[begin DATA ENTRIES]

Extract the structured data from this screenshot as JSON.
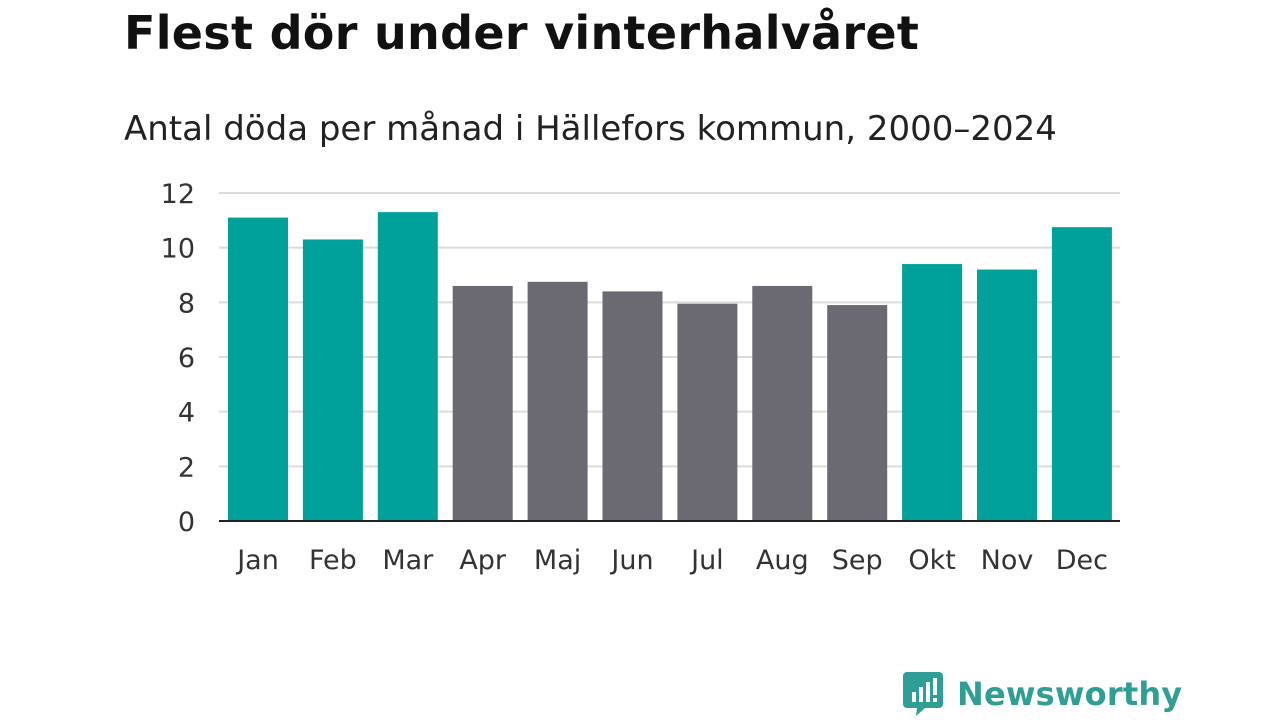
{
  "title": "Flest dör under vinterhalvåret",
  "subtitle": "Antal döda per månad i Hällefors kommun, 2000–2024",
  "colors": {
    "highlight": "#00a19a",
    "neutral": "#6b6a72",
    "grid": "#dcdcdc",
    "axis": "#222222",
    "brand": "#2f9e94"
  },
  "chart_data": {
    "type": "bar",
    "title": "Flest dör under vinterhalvåret",
    "subtitle": "Antal döda per månad i Hällefors kommun, 2000–2024",
    "xlabel": "",
    "ylabel": "",
    "ylim": [
      0,
      12
    ],
    "yticks": [
      0,
      2,
      4,
      6,
      8,
      10,
      12
    ],
    "grid": true,
    "categories": [
      "Jan",
      "Feb",
      "Mar",
      "Apr",
      "Maj",
      "Jun",
      "Jul",
      "Aug",
      "Sep",
      "Okt",
      "Nov",
      "Dec"
    ],
    "values": [
      11.1,
      10.3,
      11.3,
      8.6,
      8.75,
      8.4,
      7.95,
      8.6,
      7.9,
      9.4,
      9.2,
      10.75
    ],
    "highlighted": [
      true,
      true,
      true,
      false,
      false,
      false,
      false,
      false,
      false,
      true,
      true,
      true
    ]
  },
  "logo": {
    "text": "Newsworthy",
    "icon": "newsworthy-logo-icon"
  }
}
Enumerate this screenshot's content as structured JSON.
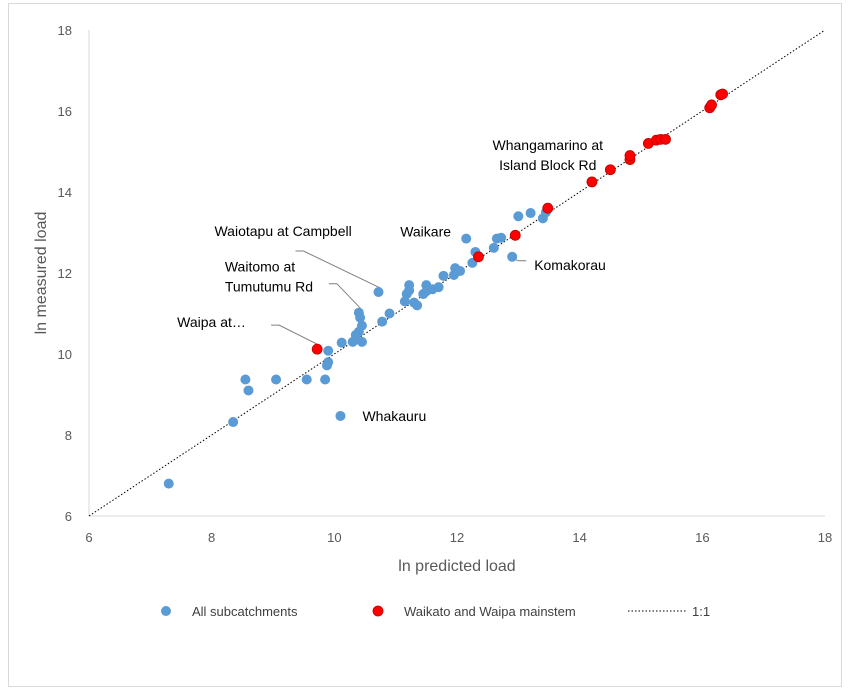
{
  "chart_data": {
    "type": "scatter",
    "title": "",
    "xlabel": "ln predicted load",
    "ylabel": "ln measured load",
    "xlim": [
      6,
      18
    ],
    "ylim": [
      6,
      18
    ],
    "x_ticks": [
      6,
      8,
      10,
      12,
      14,
      16,
      18
    ],
    "y_ticks": [
      6,
      8,
      10,
      12,
      14,
      16,
      18
    ],
    "grid": false,
    "legend_position": "bottom",
    "series": [
      {
        "name": "All subcatchments",
        "color": "#5b9bd5",
        "points": [
          [
            7.3,
            6.8
          ],
          [
            8.35,
            8.32
          ],
          [
            8.55,
            9.37
          ],
          [
            8.6,
            9.1
          ],
          [
            9.05,
            9.37
          ],
          [
            9.55,
            9.37
          ],
          [
            9.85,
            9.37
          ],
          [
            9.88,
            9.72
          ],
          [
            9.9,
            9.8
          ],
          [
            9.9,
            10.08
          ],
          [
            10.1,
            8.47
          ],
          [
            10.12,
            10.28
          ],
          [
            10.3,
            10.3
          ],
          [
            10.35,
            10.47
          ],
          [
            10.4,
            10.55
          ],
          [
            10.45,
            10.3
          ],
          [
            10.4,
            11.02
          ],
          [
            10.42,
            10.9
          ],
          [
            10.45,
            10.7
          ],
          [
            10.72,
            11.53
          ],
          [
            10.78,
            10.8
          ],
          [
            10.9,
            11.0
          ],
          [
            11.15,
            11.3
          ],
          [
            11.18,
            11.48
          ],
          [
            11.22,
            11.57
          ],
          [
            11.22,
            11.7
          ],
          [
            11.3,
            11.27
          ],
          [
            11.35,
            11.2
          ],
          [
            11.45,
            11.48
          ],
          [
            11.5,
            11.55
          ],
          [
            11.5,
            11.7
          ],
          [
            11.6,
            11.6
          ],
          [
            11.7,
            11.65
          ],
          [
            11.78,
            11.93
          ],
          [
            11.95,
            11.95
          ],
          [
            11.97,
            12.12
          ],
          [
            12.05,
            12.05
          ],
          [
            12.15,
            12.85
          ],
          [
            12.25,
            12.25
          ],
          [
            12.3,
            12.52
          ],
          [
            12.6,
            12.62
          ],
          [
            12.65,
            12.85
          ],
          [
            12.72,
            12.87
          ],
          [
            12.9,
            12.4
          ],
          [
            13.0,
            13.4
          ],
          [
            13.2,
            13.48
          ],
          [
            13.4,
            13.35
          ],
          [
            13.45,
            13.5
          ]
        ]
      },
      {
        "name": "Waikato and Waipa mainstem",
        "color": "#ff0000",
        "points": [
          [
            9.72,
            10.12
          ],
          [
            12.35,
            12.4
          ],
          [
            12.95,
            12.93
          ],
          [
            13.48,
            13.6
          ],
          [
            14.2,
            14.25
          ],
          [
            14.5,
            14.55
          ],
          [
            14.82,
            14.8
          ],
          [
            14.82,
            14.9
          ],
          [
            15.12,
            15.2
          ],
          [
            15.25,
            15.28
          ],
          [
            15.32,
            15.3
          ],
          [
            15.4,
            15.3
          ],
          [
            16.12,
            16.08
          ],
          [
            16.15,
            16.15
          ],
          [
            16.3,
            16.4
          ],
          [
            16.33,
            16.42
          ]
        ]
      }
    ],
    "reference_line": {
      "name": "1:1",
      "from": [
        6,
        6
      ],
      "to": [
        18,
        18
      ],
      "style": "dotted"
    },
    "annotations": [
      {
        "lines": [
          "Whangamarino at",
          "Island Block Rd"
        ],
        "point": [
          13.48,
          13.6
        ],
        "leader": false
      },
      {
        "lines": [
          "Waikare"
        ],
        "point": [
          12.15,
          12.85
        ],
        "leader": false
      },
      {
        "lines": [
          "Komakorau"
        ],
        "point": [
          12.9,
          12.4
        ],
        "leader": true
      },
      {
        "lines": [
          "Waiotapu at Campbell"
        ],
        "point": [
          10.72,
          11.53
        ],
        "leader": true
      },
      {
        "lines": [
          "Waitomo at",
          "Tumutumu Rd"
        ],
        "point": [
          10.4,
          11.02
        ],
        "leader": true
      },
      {
        "lines": [
          "Waipa at…"
        ],
        "point": [
          9.72,
          10.12
        ],
        "leader": true
      },
      {
        "lines": [
          "Whakauru"
        ],
        "point": [
          10.1,
          8.47
        ],
        "leader": false
      }
    ]
  }
}
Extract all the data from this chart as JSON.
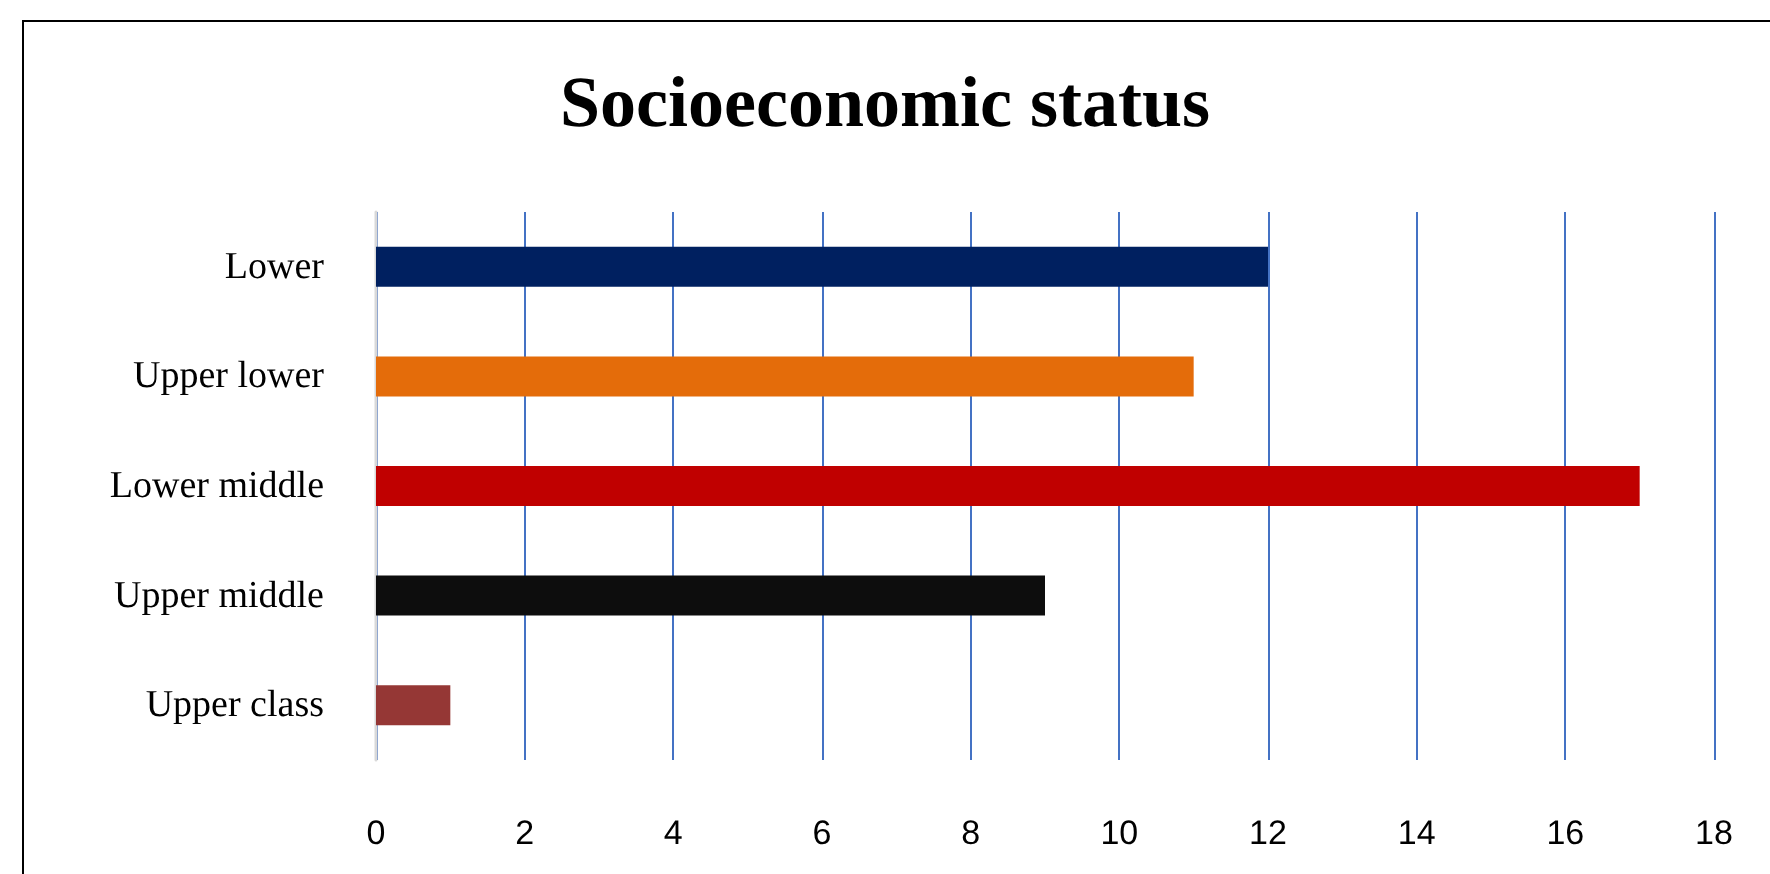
{
  "chart_data": {
    "type": "bar",
    "orientation": "horizontal",
    "title": "Socioeconomic status",
    "categories": [
      "Lower",
      "Upper lower",
      "Lower middle",
      "Upper middle",
      "Upper class"
    ],
    "values": [
      12,
      11,
      17,
      9,
      1
    ],
    "colors": [
      "#002060",
      "#e46c0a",
      "#c00000",
      "#0d0d0d",
      "#953735"
    ],
    "xlim": [
      0,
      18
    ],
    "xticks": [
      0,
      2,
      4,
      6,
      8,
      10,
      12,
      14,
      16,
      18
    ],
    "grid": "x"
  }
}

[end DATA ENTRIES]

## YOUR GOAL
Repeat the listing in full and exactly. Do not include any images.

## FULL RESPONSE
Extract the structured data from this screenshot as JSON.
{
  "title": "Flest dör under vinterhalvåret",
  "subtitle": "Antal döda per månad i Hällefors kommun, 2000–2024",
  "colors": {
    "highlight": "#00a19a",
    "neutral": "#6b6a72",
    "grid": "#dcdcdc",
    "axis": "#222222",
    "brand": "#2f9e94"
  },
  "chart_data": {
    "type": "bar",
    "title": "Flest dör under vinterhalvåret",
    "subtitle": "Antal döda per månad i Hällefors kommun, 2000–2024",
    "xlabel": "",
    "ylabel": "",
    "ylim": [
      0,
      12
    ],
    "yticks": [
      0,
      2,
      4,
      6,
      8,
      10,
      12
    ],
    "grid": true,
    "categories": [
      "Jan",
      "Feb",
      "Mar",
      "Apr",
      "Maj",
      "Jun",
      "Jul",
      "Aug",
      "Sep",
      "Okt",
      "Nov",
      "Dec"
    ],
    "values": [
      11.1,
      10.3,
      11.3,
      8.6,
      8.75,
      8.4,
      7.95,
      8.6,
      7.9,
      9.4,
      9.2,
      10.75
    ],
    "highlighted": [
      true,
      true,
      true,
      false,
      false,
      false,
      false,
      false,
      false,
      true,
      true,
      true
    ]
  },
  "logo": {
    "text": "Newsworthy",
    "icon": "newsworthy-logo-icon"
  }
}
Enumerate this screenshot's content as structured JSON.
{
  "chart_data": {
    "type": "scatter",
    "title": "",
    "xlabel": "ln predicted load",
    "ylabel": "ln measured load",
    "xlim": [
      6,
      18
    ],
    "ylim": [
      6,
      18
    ],
    "x_ticks": [
      6,
      8,
      10,
      12,
      14,
      16,
      18
    ],
    "y_ticks": [
      6,
      8,
      10,
      12,
      14,
      16,
      18
    ],
    "grid": false,
    "legend_position": "bottom",
    "series": [
      {
        "name": "All subcatchments",
        "color": "#5b9bd5",
        "points": [
          [
            7.3,
            6.8
          ],
          [
            8.35,
            8.32
          ],
          [
            8.55,
            9.37
          ],
          [
            8.6,
            9.1
          ],
          [
            9.05,
            9.37
          ],
          [
            9.55,
            9.37
          ],
          [
            9.85,
            9.37
          ],
          [
            9.88,
            9.72
          ],
          [
            9.9,
            9.8
          ],
          [
            9.9,
            10.08
          ],
          [
            10.1,
            8.47
          ],
          [
            10.12,
            10.28
          ],
          [
            10.3,
            10.3
          ],
          [
            10.35,
            10.47
          ],
          [
            10.4,
            10.55
          ],
          [
            10.45,
            10.3
          ],
          [
            10.4,
            11.02
          ],
          [
            10.42,
            10.9
          ],
          [
            10.45,
            10.7
          ],
          [
            10.72,
            11.53
          ],
          [
            10.78,
            10.8
          ],
          [
            10.9,
            11.0
          ],
          [
            11.15,
            11.3
          ],
          [
            11.18,
            11.48
          ],
          [
            11.22,
            11.57
          ],
          [
            11.22,
            11.7
          ],
          [
            11.3,
            11.27
          ],
          [
            11.35,
            11.2
          ],
          [
            11.45,
            11.48
          ],
          [
            11.5,
            11.55
          ],
          [
            11.5,
            11.7
          ],
          [
            11.6,
            11.6
          ],
          [
            11.7,
            11.65
          ],
          [
            11.78,
            11.93
          ],
          [
            11.95,
            11.95
          ],
          [
            11.97,
            12.12
          ],
          [
            12.05,
            12.05
          ],
          [
            12.15,
            12.85
          ],
          [
            12.25,
            12.25
          ],
          [
            12.3,
            12.52
          ],
          [
            12.6,
            12.62
          ],
          [
            12.65,
            12.85
          ],
          [
            12.72,
            12.87
          ],
          [
            12.9,
            12.4
          ],
          [
            13.0,
            13.4
          ],
          [
            13.2,
            13.48
          ],
          [
            13.4,
            13.35
          ],
          [
            13.45,
            13.5
          ]
        ]
      },
      {
        "name": "Waikato and Waipa mainstem",
        "color": "#ff0000",
        "points": [
          [
            9.72,
            10.12
          ],
          [
            12.35,
            12.4
          ],
          [
            12.95,
            12.93
          ],
          [
            13.48,
            13.6
          ],
          [
            14.2,
            14.25
          ],
          [
            14.5,
            14.55
          ],
          [
            14.82,
            14.8
          ],
          [
            14.82,
            14.9
          ],
          [
            15.12,
            15.2
          ],
          [
            15.25,
            15.28
          ],
          [
            15.32,
            15.3
          ],
          [
            15.4,
            15.3
          ],
          [
            16.12,
            16.08
          ],
          [
            16.15,
            16.15
          ],
          [
            16.3,
            16.4
          ],
          [
            16.33,
            16.42
          ]
        ]
      }
    ],
    "reference_line": {
      "name": "1:1",
      "from": [
        6,
        6
      ],
      "to": [
        18,
        18
      ],
      "style": "dotted"
    },
    "annotations": [
      {
        "lines": [
          "Whangamarino at",
          "Island Block Rd"
        ],
        "point": [
          13.48,
          13.6
        ],
        "leader": false
      },
      {
        "lines": [
          "Waikare"
        ],
        "point": [
          12.15,
          12.85
        ],
        "leader": false
      },
      {
        "lines": [
          "Komakorau"
        ],
        "point": [
          12.9,
          12.4
        ],
        "leader": true
      },
      {
        "lines": [
          "Waiotapu at Campbell"
        ],
        "point": [
          10.72,
          11.53
        ],
        "leader": true
      },
      {
        "lines": [
          "Waitomo at",
          "Tumutumu Rd"
        ],
        "point": [
          10.4,
          11.02
        ],
        "leader": true
      },
      {
        "lines": [
          "Waipa at…"
        ],
        "point": [
          9.72,
          10.12
        ],
        "leader": true
      },
      {
        "lines": [
          "Whakauru"
        ],
        "point": [
          10.1,
          8.47
        ],
        "leader": false
      }
    ]
  }
}
Extract all the data from this chart as JSON.
{
  "chart_data": {
    "type": "bar",
    "orientation": "horizontal",
    "title": "Socioeconomic status",
    "categories": [
      "Lower",
      "Upper lower",
      "Lower middle",
      "Upper middle",
      "Upper class"
    ],
    "values": [
      12,
      11,
      17,
      9,
      1
    ],
    "colors": [
      "#002060",
      "#e46c0a",
      "#c00000",
      "#0d0d0d",
      "#953735"
    ],
    "xlim": [
      0,
      18
    ],
    "xticks": [
      0,
      2,
      4,
      6,
      8,
      10,
      12,
      14,
      16,
      18
    ],
    "grid": "x"
  }
}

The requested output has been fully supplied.